● **What is expected**
Quote all entries in full, exactly.

(Recorded data)
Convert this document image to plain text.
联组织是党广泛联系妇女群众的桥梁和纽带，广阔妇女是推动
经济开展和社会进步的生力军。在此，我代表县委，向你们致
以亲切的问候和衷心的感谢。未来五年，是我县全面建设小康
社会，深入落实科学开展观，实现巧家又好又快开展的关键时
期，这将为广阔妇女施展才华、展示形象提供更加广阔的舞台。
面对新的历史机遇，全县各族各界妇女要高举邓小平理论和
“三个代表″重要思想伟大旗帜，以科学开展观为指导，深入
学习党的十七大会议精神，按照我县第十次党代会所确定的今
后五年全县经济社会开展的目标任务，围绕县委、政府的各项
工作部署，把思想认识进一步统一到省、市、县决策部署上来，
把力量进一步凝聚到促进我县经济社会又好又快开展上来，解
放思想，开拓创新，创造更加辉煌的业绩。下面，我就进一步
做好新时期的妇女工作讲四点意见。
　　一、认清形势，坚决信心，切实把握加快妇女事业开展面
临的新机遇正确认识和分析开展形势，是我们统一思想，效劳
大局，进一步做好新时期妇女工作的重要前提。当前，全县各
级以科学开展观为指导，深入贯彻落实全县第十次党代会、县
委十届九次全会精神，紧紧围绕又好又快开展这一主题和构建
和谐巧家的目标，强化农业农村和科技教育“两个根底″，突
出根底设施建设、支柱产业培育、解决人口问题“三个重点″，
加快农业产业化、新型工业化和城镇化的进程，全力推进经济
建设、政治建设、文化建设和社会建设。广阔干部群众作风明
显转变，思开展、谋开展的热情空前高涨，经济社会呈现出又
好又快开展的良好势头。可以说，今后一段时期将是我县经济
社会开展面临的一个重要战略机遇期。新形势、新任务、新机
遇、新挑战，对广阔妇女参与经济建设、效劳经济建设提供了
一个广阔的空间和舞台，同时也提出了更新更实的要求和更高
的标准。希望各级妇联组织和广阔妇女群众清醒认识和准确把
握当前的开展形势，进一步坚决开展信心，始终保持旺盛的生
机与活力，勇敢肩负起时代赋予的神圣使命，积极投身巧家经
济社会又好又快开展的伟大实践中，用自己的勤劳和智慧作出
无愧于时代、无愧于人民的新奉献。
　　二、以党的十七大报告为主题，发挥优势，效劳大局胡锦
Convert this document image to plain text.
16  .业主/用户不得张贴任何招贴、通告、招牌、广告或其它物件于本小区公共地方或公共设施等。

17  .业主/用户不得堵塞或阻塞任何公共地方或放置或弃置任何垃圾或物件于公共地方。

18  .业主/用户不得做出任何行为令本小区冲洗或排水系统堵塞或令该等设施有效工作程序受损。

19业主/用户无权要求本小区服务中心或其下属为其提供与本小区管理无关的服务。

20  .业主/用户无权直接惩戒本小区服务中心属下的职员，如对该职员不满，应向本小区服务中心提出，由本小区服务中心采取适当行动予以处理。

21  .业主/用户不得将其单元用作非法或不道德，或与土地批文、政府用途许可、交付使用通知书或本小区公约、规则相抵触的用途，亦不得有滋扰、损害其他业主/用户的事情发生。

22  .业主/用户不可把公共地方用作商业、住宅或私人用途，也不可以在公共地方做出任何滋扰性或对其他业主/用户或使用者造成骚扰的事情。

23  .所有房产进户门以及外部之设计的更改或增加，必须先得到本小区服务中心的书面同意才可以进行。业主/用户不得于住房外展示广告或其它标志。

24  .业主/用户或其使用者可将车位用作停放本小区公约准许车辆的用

● **Full output**
Convert this document image to plain text.
联组织是党广泛联系妇女群众的桥梁和纽带，广阔妇女是推动
经济开展和社会进步的生力军。在此，我代表县委，向你们致
以亲切的问候和衷心的感谢。未来五年，是我县全面建设小康
社会，深入落实科学开展观，实现巧家又好又快开展的关键时
期，这将为广阔妇女施展才华、展示形象提供更加广阔的舞台。
面对新的历史机遇，全县各族各界妇女要高举邓小平理论和
“三个代表″重要思想伟大旗帜，以科学开展观为指导，深入
学习党的十七大会议精神，按照我县第十次党代会所确定的今
后五年全县经济社会开展的目标任务，围绕县委、政府的各项
工作部署，把思想认识进一步统一到省、市、县决策部署上来，
把力量进一步凝聚到促进我县经济社会又好又快开展上来，解
放思想，开拓创新，创造更加辉煌的业绩。下面，我就进一步
做好新时期的妇女工作讲四点意见。
　　一、认清形势，坚决信心，切实把握加快妇女事业开展面
临的新机遇正确认识和分析开展形势，是我们统一思想，效劳
大局，进一步做好新时期妇女工作的重要前提。当前，全县各
级以科学开展观为指导，深入贯彻落实全县第十次党代会、县
委十届九次全会精神，紧紧围绕又好又快开展这一主题和构建
和谐巧家的目标，强化农业农村和科技教育“两个根底″，突
出根底设施建设、支柱产业培育、解决人口问题“三个重点″，
加快农业产业化、新型工业化和城镇化的进程，全力推进经济
建设、政治建设、文化建设和社会建设。广阔干部群众作风明
显转变，思开展、谋开展的热情空前高涨，经济社会呈现出又
好又快开展的良好势头。可以说，今后一段时期将是我县经济
社会开展面临的一个重要战略机遇期。新形势、新任务、新机
遇、新挑战，对广阔妇女参与经济建设、效劳经济建设提供了
一个广阔的空间和舞台，同时也提出了更新更实的要求和更高
的标准。希望各级妇联组织和广阔妇女群众清醒认识和准确把
握当前的开展形势，进一步坚决开展信心，始终保持旺盛的生
机与活力，勇敢肩负起时代赋予的神圣使命，积极投身巧家经
济社会又好又快开展的伟大实践中，用自己的勤劳和智慧作出
无愧于时代、无愧于人民的新奉献。
　　二、以党的十七大报告为主题，发挥优势，效劳大局胡锦
Convert this document image to plain text.
16  .业主/用户不得张贴任何招贴、通告、招牌、广告或其它物件于本小区公共地方或公共设施等。

17  .业主/用户不得堵塞或阻塞任何公共地方或放置或弃置任何垃圾或物件于公共地方。

18  .业主/用户不得做出任何行为令本小区冲洗或排水系统堵塞或令该等设施有效工作程序受损。

19业主/用户无权要求本小区服务中心或其下属为其提供与本小区管理无关的服务。

20  .业主/用户无权直接惩戒本小区服务中心属下的职员，如对该职员不满，应向本小区服务中心提出，由本小区服务中心采取适当行动予以处理。

21  .业主/用户不得将其单元用作非法或不道德，或与土地批文、政府用途许可、交付使用通知书或本小区公约、规则相抵触的用途，亦不得有滋扰、损害其他业主/用户的事情发生。

22  .业主/用户不可把公共地方用作商业、住宅或私人用途，也不可以在公共地方做出任何滋扰性或对其他业主/用户或使用者造成骚扰的事情。

23  .所有房产进户门以及外部之设计的更改或增加，必须先得到本小区服务中心的书面同意才可以进行。业主/用户不得于住房外展示广告或其它标志。

24  .业主/用户或其使用者可将车位用作停放本小区公约准许车辆的用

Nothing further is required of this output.